##### DATA PROVIDED #####

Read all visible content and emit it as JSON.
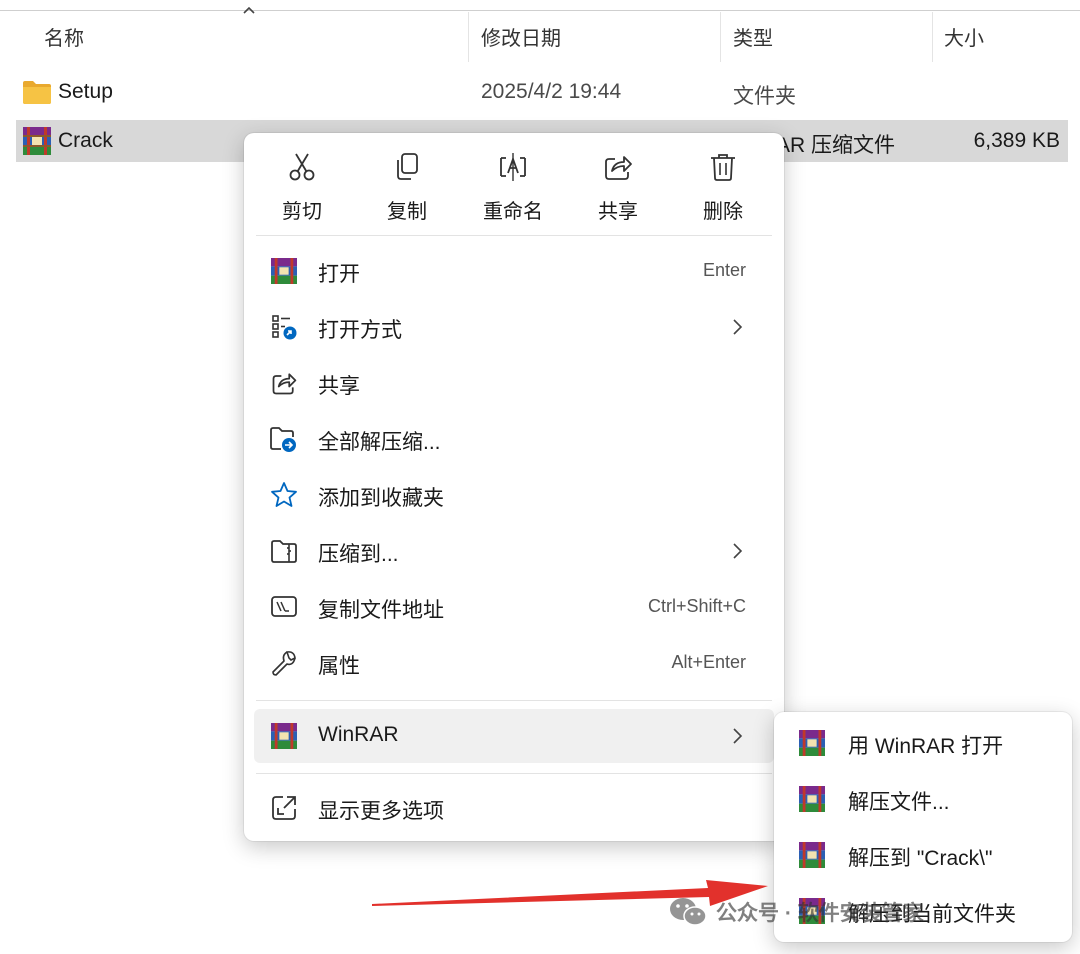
{
  "columns": {
    "name": "名称",
    "modified": "修改日期",
    "type": "类型",
    "size": "大小"
  },
  "files": [
    {
      "name": "Setup",
      "modified": "2025/4/2 19:44",
      "type": "文件夹",
      "size": "",
      "icon": "folder-icon"
    },
    {
      "name": "Crack",
      "modified": "",
      "type": "AR 压缩文件",
      "size": "6,389 KB",
      "icon": "winrar-icon",
      "selected": true
    }
  ],
  "context_menu": {
    "quick_actions": [
      {
        "label": "剪切",
        "icon": "scissors-icon"
      },
      {
        "label": "复制",
        "icon": "copy-icon"
      },
      {
        "label": "重命名",
        "icon": "rename-icon"
      },
      {
        "label": "共享",
        "icon": "share-icon"
      },
      {
        "label": "删除",
        "icon": "trash-icon"
      }
    ],
    "items": [
      {
        "label": "打开",
        "shortcut": "Enter",
        "icon": "winrar-icon"
      },
      {
        "label": "打开方式",
        "shortcut": "",
        "icon": "open-with-icon",
        "submenu": true
      },
      {
        "label": "共享",
        "shortcut": "",
        "icon": "share-icon"
      },
      {
        "label": "全部解压缩...",
        "shortcut": "",
        "icon": "extract-all-icon"
      },
      {
        "label": "添加到收藏夹",
        "shortcut": "",
        "icon": "star-icon"
      },
      {
        "label": "压缩到...",
        "shortcut": "",
        "icon": "zip-folder-icon",
        "submenu": true
      },
      {
        "label": "复制文件地址",
        "shortcut": "Ctrl+Shift+C",
        "icon": "copy-path-icon"
      },
      {
        "label": "属性",
        "shortcut": "Alt+Enter",
        "icon": "wrench-icon"
      },
      {
        "label": "WinRAR",
        "shortcut": "",
        "icon": "winrar-icon",
        "submenu": true,
        "highlighted": true
      },
      {
        "label": "显示更多选项",
        "shortcut": "",
        "icon": "more-options-icon"
      }
    ]
  },
  "winrar_submenu": {
    "items": [
      {
        "label": "用 WinRAR 打开",
        "icon": "winrar-icon"
      },
      {
        "label": "解压文件...",
        "icon": "winrar-icon"
      },
      {
        "label": "解压到 \"Crack\\\"",
        "icon": "winrar-icon"
      },
      {
        "label": "解压到当前文件夹",
        "icon": "winrar-icon"
      }
    ]
  },
  "watermark": {
    "text": "公众号 · 软件安装管家",
    "icon": "wechat-icon"
  },
  "colors": {
    "selection": "#d8d8d8",
    "folder": "#f6c344",
    "accent": "#0067c0",
    "arrow": "#e2312c"
  }
}
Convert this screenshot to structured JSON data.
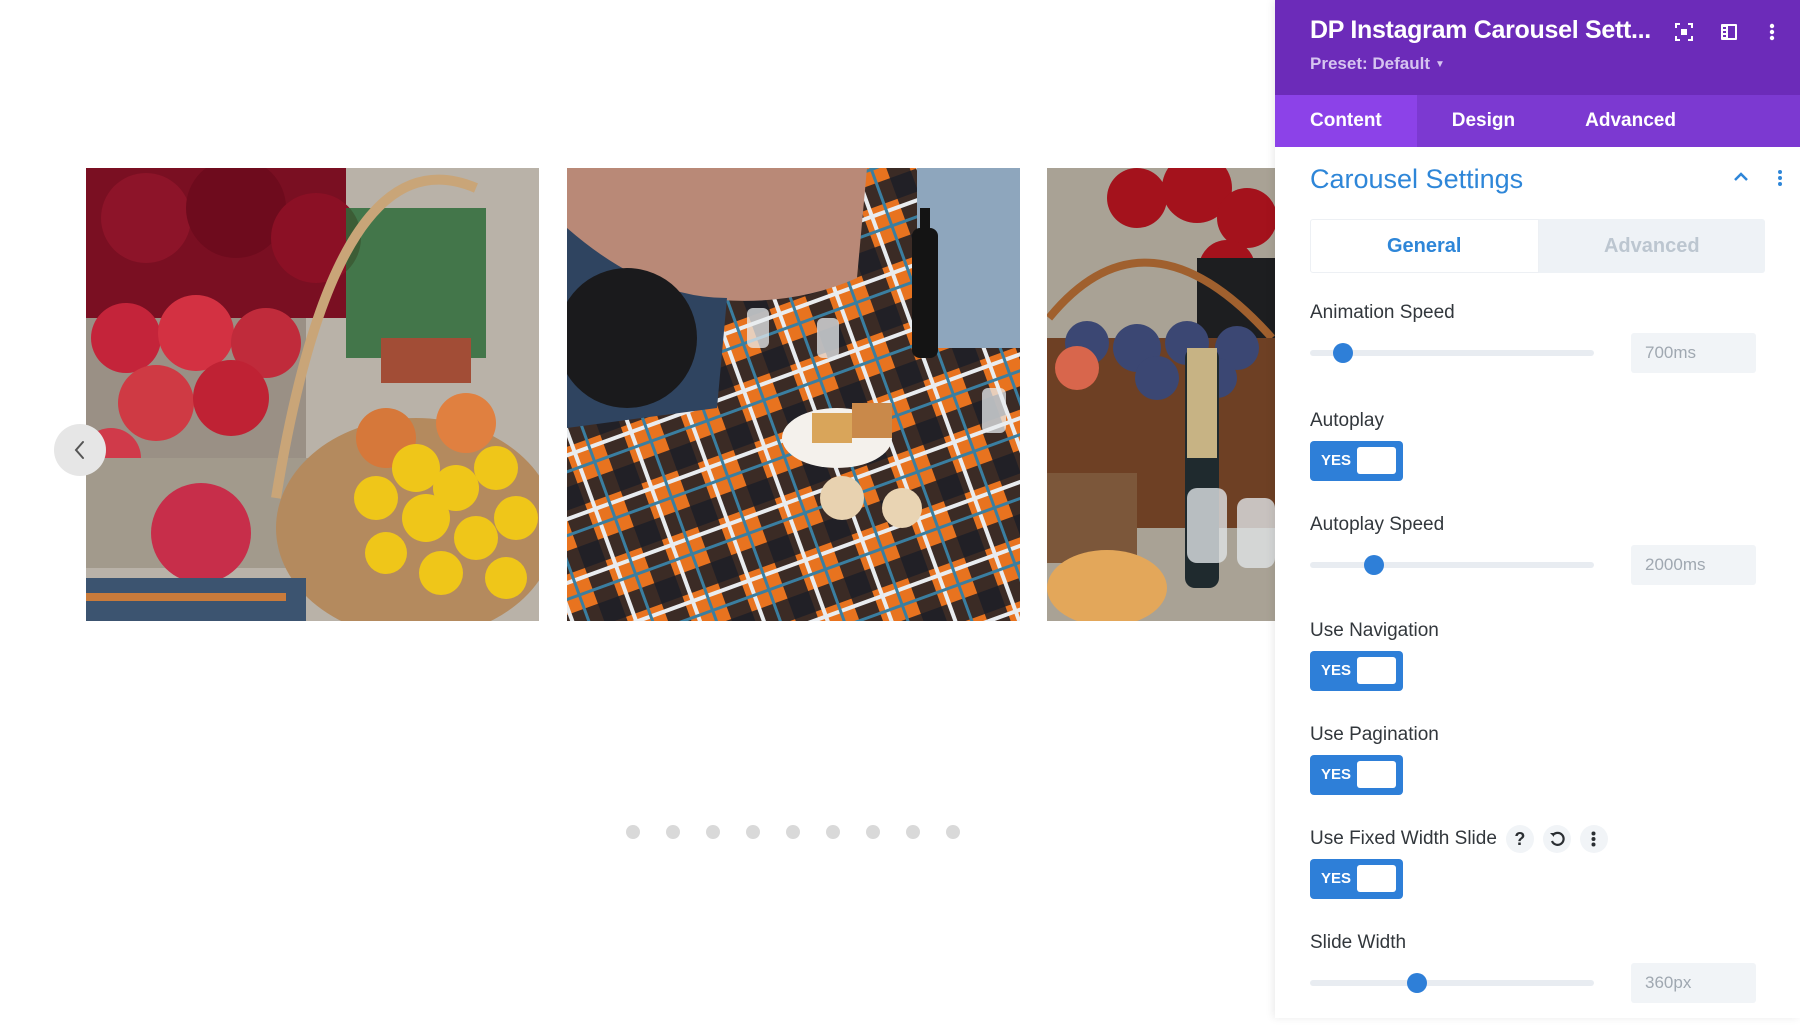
{
  "carousel": {
    "slides": [
      {
        "alt": "Basket of apples, pomegranate and yellow chrysanthemums"
      },
      {
        "alt": "Picnic on orange plaid blanket with wine and glasses"
      },
      {
        "alt": "Wicker basket of plums with champagne bottle and cake"
      }
    ],
    "prev_icon": "chevron-left-icon",
    "pagination_count": 9
  },
  "panel": {
    "title": "DP Instagram Carousel Sett...",
    "preset": "Preset: Default",
    "header_icons": [
      "focus-icon",
      "split-view-icon",
      "more-vertical-icon"
    ],
    "tabs": [
      {
        "label": "Content",
        "active": true
      },
      {
        "label": "Design",
        "active": false
      },
      {
        "label": "Advanced",
        "active": false
      }
    ],
    "group": {
      "title": "Carousel Settings",
      "subtabs": [
        {
          "label": "General",
          "active": true
        },
        {
          "label": "Advanced",
          "active": false
        }
      ]
    },
    "fields": {
      "animation_speed": {
        "label": "Animation Speed",
        "value": "700ms",
        "slider_fraction": 0.08
      },
      "autoplay": {
        "label": "Autoplay",
        "toggle": "YES"
      },
      "autoplay_speed": {
        "label": "Autoplay Speed",
        "value": "2000ms",
        "slider_fraction": 0.19
      },
      "use_navigation": {
        "label": "Use Navigation",
        "toggle": "YES"
      },
      "use_pagination": {
        "label": "Use Pagination",
        "toggle": "YES"
      },
      "use_fixed_width_slide": {
        "label": "Use Fixed Width Slide",
        "toggle": "YES",
        "help": "?"
      },
      "slide_width": {
        "label": "Slide Width",
        "value": "360px",
        "slider_fraction": 0.34
      }
    }
  },
  "colors": {
    "header": "#6c2bb9",
    "tab_bar": "#7c39d1",
    "tab_active": "#8c42e8",
    "accent_blue": "#2e7fd8"
  }
}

#####

EXERCISE DIRECTIONS:
None of the pictures should appear; repeat the records exactly otherwise.

RESULT OF THE TASK:
Read all visible content and emit it as JSON.
{
  "columns": {
    "name": "名称",
    "modified": "修改日期",
    "type": "类型",
    "size": "大小"
  },
  "files": [
    {
      "name": "Setup",
      "modified": "2025/4/2 19:44",
      "type": "文件夹",
      "size": "",
      "icon": "folder-icon"
    },
    {
      "name": "Crack",
      "modified": "",
      "type": "AR 压缩文件",
      "size": "6,389 KB",
      "icon": "winrar-icon",
      "selected": true
    }
  ],
  "context_menu": {
    "quick_actions": [
      {
        "label": "剪切",
        "icon": "scissors-icon"
      },
      {
        "label": "复制",
        "icon": "copy-icon"
      },
      {
        "label": "重命名",
        "icon": "rename-icon"
      },
      {
        "label": "共享",
        "icon": "share-icon"
      },
      {
        "label": "删除",
        "icon": "trash-icon"
      }
    ],
    "items": [
      {
        "label": "打开",
        "shortcut": "Enter",
        "icon": "winrar-icon"
      },
      {
        "label": "打开方式",
        "shortcut": "",
        "icon": "open-with-icon",
        "submenu": true
      },
      {
        "label": "共享",
        "shortcut": "",
        "icon": "share-icon"
      },
      {
        "label": "全部解压缩...",
        "shortcut": "",
        "icon": "extract-all-icon"
      },
      {
        "label": "添加到收藏夹",
        "shortcut": "",
        "icon": "star-icon"
      },
      {
        "label": "压缩到...",
        "shortcut": "",
        "icon": "zip-folder-icon",
        "submenu": true
      },
      {
        "label": "复制文件地址",
        "shortcut": "Ctrl+Shift+C",
        "icon": "copy-path-icon"
      },
      {
        "label": "属性",
        "shortcut": "Alt+Enter",
        "icon": "wrench-icon"
      },
      {
        "label": "WinRAR",
        "shortcut": "",
        "icon": "winrar-icon",
        "submenu": true,
        "highlighted": true
      },
      {
        "label": "显示更多选项",
        "shortcut": "",
        "icon": "more-options-icon"
      }
    ]
  },
  "winrar_submenu": {
    "items": [
      {
        "label": "用 WinRAR 打开",
        "icon": "winrar-icon"
      },
      {
        "label": "解压文件...",
        "icon": "winrar-icon"
      },
      {
        "label": "解压到 \"Crack\\\"",
        "icon": "winrar-icon"
      },
      {
        "label": "解压到当前文件夹",
        "icon": "winrar-icon"
      }
    ]
  },
  "watermark": {
    "text": "公众号 · 软件安装管家",
    "icon": "wechat-icon"
  },
  "colors": {
    "selection": "#d8d8d8",
    "folder": "#f6c344",
    "accent": "#0067c0",
    "arrow": "#e2312c"
  }
}
Convert this screenshot to structured JSON data.
{
  "carousel": {
    "slides": [
      {
        "alt": "Basket of apples, pomegranate and yellow chrysanthemums"
      },
      {
        "alt": "Picnic on orange plaid blanket with wine and glasses"
      },
      {
        "alt": "Wicker basket of plums with champagne bottle and cake"
      }
    ],
    "prev_icon": "chevron-left-icon",
    "pagination_count": 9
  },
  "panel": {
    "title": "DP Instagram Carousel Sett...",
    "preset": "Preset: Default",
    "header_icons": [
      "focus-icon",
      "split-view-icon",
      "more-vertical-icon"
    ],
    "tabs": [
      {
        "label": "Content",
        "active": true
      },
      {
        "label": "Design",
        "active": false
      },
      {
        "label": "Advanced",
        "active": false
      }
    ],
    "group": {
      "title": "Carousel Settings",
      "subtabs": [
        {
          "label": "General",
          "active": true
        },
        {
          "label": "Advanced",
          "active": false
        }
      ]
    },
    "fields": {
      "animation_speed": {
        "label": "Animation Speed",
        "value": "700ms",
        "slider_fraction": 0.08
      },
      "autoplay": {
        "label": "Autoplay",
        "toggle": "YES"
      },
      "autoplay_speed": {
        "label": "Autoplay Speed",
        "value": "2000ms",
        "slider_fraction": 0.19
      },
      "use_navigation": {
        "label": "Use Navigation",
        "toggle": "YES"
      },
      "use_pagination": {
        "label": "Use Pagination",
        "toggle": "YES"
      },
      "use_fixed_width_slide": {
        "label": "Use Fixed Width Slide",
        "toggle": "YES",
        "help": "?"
      },
      "slide_width": {
        "label": "Slide Width",
        "value": "360px",
        "slider_fraction": 0.34
      }
    }
  },
  "colors": {
    "header": "#6c2bb9",
    "tab_bar": "#7c39d1",
    "tab_active": "#8c42e8",
    "accent_blue": "#2e7fd8"
  }
}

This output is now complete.